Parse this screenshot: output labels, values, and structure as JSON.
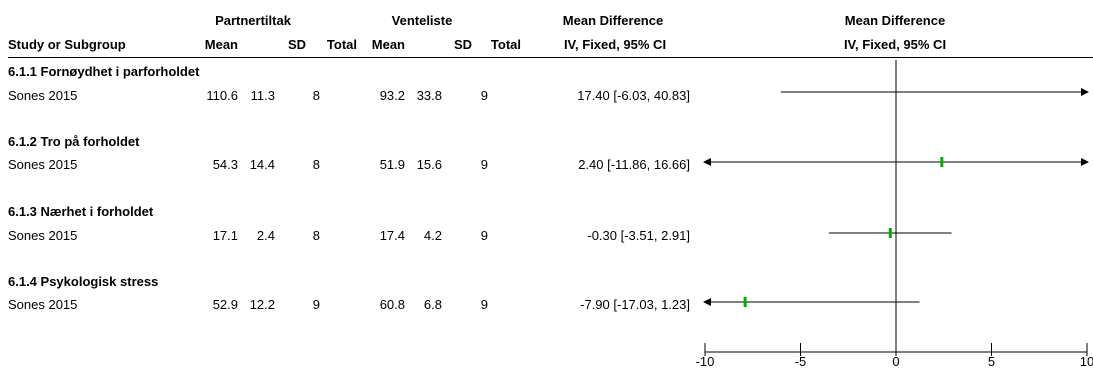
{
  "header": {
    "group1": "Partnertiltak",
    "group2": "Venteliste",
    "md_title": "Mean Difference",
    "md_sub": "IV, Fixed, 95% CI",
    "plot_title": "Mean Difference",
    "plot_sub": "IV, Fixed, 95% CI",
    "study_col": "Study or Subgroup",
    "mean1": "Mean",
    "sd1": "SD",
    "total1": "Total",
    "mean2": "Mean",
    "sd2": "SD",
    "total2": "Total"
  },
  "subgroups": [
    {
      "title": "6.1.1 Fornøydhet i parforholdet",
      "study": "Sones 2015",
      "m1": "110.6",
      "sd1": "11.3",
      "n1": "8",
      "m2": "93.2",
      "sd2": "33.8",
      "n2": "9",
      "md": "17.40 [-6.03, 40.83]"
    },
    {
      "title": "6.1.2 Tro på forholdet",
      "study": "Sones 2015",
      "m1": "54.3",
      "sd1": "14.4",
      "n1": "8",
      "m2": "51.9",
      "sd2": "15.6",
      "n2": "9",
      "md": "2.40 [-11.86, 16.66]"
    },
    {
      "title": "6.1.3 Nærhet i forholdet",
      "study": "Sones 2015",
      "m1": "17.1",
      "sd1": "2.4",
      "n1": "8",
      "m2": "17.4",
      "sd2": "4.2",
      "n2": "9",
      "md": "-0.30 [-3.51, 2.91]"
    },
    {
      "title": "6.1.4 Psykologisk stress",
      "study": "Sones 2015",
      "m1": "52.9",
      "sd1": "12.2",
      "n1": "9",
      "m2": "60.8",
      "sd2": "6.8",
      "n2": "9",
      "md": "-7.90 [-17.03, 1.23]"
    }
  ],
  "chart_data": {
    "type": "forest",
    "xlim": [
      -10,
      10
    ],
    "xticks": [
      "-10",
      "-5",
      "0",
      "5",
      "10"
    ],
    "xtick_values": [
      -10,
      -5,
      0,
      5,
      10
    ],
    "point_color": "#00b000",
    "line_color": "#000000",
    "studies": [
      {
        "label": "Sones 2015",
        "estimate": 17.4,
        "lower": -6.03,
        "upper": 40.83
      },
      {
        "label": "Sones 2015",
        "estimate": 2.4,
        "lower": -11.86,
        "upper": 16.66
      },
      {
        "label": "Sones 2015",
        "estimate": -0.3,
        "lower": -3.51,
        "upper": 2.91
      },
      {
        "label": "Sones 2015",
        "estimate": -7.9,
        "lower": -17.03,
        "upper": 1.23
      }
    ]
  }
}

******************************

* [Set task]:
Copy each line of the listing that includes "lower".

* [Completed exercise]:
        "lower": -6.03,
        "lower": -11.86,
        "lower": -3.51,
        "lower": -17.03,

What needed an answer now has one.